- DIRECTIONS
The data must be written out once more, precisely as given.

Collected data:
###

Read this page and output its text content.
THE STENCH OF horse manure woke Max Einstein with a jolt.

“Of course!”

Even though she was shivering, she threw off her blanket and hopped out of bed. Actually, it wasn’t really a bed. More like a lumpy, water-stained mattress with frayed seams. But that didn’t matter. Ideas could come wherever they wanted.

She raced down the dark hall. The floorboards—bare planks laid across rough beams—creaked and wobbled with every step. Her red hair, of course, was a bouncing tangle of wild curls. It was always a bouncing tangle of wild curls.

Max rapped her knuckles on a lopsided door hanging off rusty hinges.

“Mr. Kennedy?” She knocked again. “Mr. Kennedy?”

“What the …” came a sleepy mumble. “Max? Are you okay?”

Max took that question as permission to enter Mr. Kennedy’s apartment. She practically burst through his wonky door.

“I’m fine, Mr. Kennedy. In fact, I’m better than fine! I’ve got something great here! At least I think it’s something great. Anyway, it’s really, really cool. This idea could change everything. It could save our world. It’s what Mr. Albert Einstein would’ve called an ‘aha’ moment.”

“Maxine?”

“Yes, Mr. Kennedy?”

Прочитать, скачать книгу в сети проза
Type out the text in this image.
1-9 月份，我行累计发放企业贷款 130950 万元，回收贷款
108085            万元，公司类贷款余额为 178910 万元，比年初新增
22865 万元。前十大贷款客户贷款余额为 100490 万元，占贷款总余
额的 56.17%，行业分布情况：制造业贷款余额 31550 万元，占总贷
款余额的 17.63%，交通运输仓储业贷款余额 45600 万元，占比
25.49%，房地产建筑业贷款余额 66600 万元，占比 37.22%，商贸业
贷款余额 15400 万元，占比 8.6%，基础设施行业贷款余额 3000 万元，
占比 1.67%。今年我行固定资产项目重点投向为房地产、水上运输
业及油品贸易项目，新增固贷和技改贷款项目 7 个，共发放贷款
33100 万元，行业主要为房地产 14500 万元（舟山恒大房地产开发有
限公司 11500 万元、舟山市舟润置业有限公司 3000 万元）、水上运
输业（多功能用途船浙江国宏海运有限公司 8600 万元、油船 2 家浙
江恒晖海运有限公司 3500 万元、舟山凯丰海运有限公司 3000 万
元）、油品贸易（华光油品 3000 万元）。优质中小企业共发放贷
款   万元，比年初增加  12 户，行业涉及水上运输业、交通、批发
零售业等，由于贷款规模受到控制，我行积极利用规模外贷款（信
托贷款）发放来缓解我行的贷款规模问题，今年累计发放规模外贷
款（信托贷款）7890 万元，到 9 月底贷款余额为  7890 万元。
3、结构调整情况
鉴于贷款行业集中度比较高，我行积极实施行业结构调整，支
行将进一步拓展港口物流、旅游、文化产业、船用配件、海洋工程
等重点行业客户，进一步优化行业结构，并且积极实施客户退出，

###

- ANSWER FOR THE TASK
Read this page and output its text content.
THE STENCH OF horse manure woke Max Einstein with a jolt.

“Of course!”

Even though she was shivering, she threw off her blanket and hopped out of bed. Actually, it wasn’t really a bed. More like a lumpy, water-stained mattress with frayed seams. But that didn’t matter. Ideas could come wherever they wanted.

She raced down the dark hall. The floorboards—bare planks laid across rough beams—creaked and wobbled with every step. Her red hair, of course, was a bouncing tangle of wild curls. It was always a bouncing tangle of wild curls.

Max rapped her knuckles on a lopsided door hanging off rusty hinges.

“Mr. Kennedy?” She knocked again. “Mr. Kennedy?”

“What the …” came a sleepy mumble. “Max? Are you okay?”

Max took that question as permission to enter Mr. Kennedy’s apartment. She practically burst through his wonky door.

“I’m fine, Mr. Kennedy. In fact, I’m better than fine! I’ve got something great here! At least I think it’s something great. Anyway, it’s really, really cool. This idea could change everything. It could save our world. It’s what Mr. Albert Einstein would’ve called an ‘aha’ moment.”

“Maxine?”

“Yes, Mr. Kennedy?”

Прочитать, скачать книгу в сети проза
Type out the text in this image.
1-9 月份，我行累计发放企业贷款 130950 万元，回收贷款
108085            万元，公司类贷款余额为 178910 万元，比年初新增
22865 万元。前十大贷款客户贷款余额为 100490 万元，占贷款总余
额的 56.17%，行业分布情况：制造业贷款余额 31550 万元，占总贷
款余额的 17.63%，交通运输仓储业贷款余额 45600 万元，占比
25.49%，房地产建筑业贷款余额 66600 万元，占比 37.22%，商贸业
贷款余额 15400 万元，占比 8.6%，基础设施行业贷款余额 3000 万元，
占比 1.67%。今年我行固定资产项目重点投向为房地产、水上运输
业及油品贸易项目，新增固贷和技改贷款项目 7 个，共发放贷款
33100 万元，行业主要为房地产 14500 万元（舟山恒大房地产开发有
限公司 11500 万元、舟山市舟润置业有限公司 3000 万元）、水上运
输业（多功能用途船浙江国宏海运有限公司 8600 万元、油船 2 家浙
江恒晖海运有限公司 3500 万元、舟山凯丰海运有限公司 3000 万
元）、油品贸易（华光油品 3000 万元）。优质中小企业共发放贷
款   万元，比年初增加  12 户，行业涉及水上运输业、交通、批发
零售业等，由于贷款规模受到控制，我行积极利用规模外贷款（信
托贷款）发放来缓解我行的贷款规模问题，今年累计发放规模外贷
款（信托贷款）7890 万元，到 9 月底贷款余额为  7890 万元。
3、结构调整情况
鉴于贷款行业集中度比较高，我行积极实施行业结构调整，支
行将进一步拓展港口物流、旅游、文化产业、船用配件、海洋工程
等重点行业客户，进一步优化行业结构，并且积极实施客户退出，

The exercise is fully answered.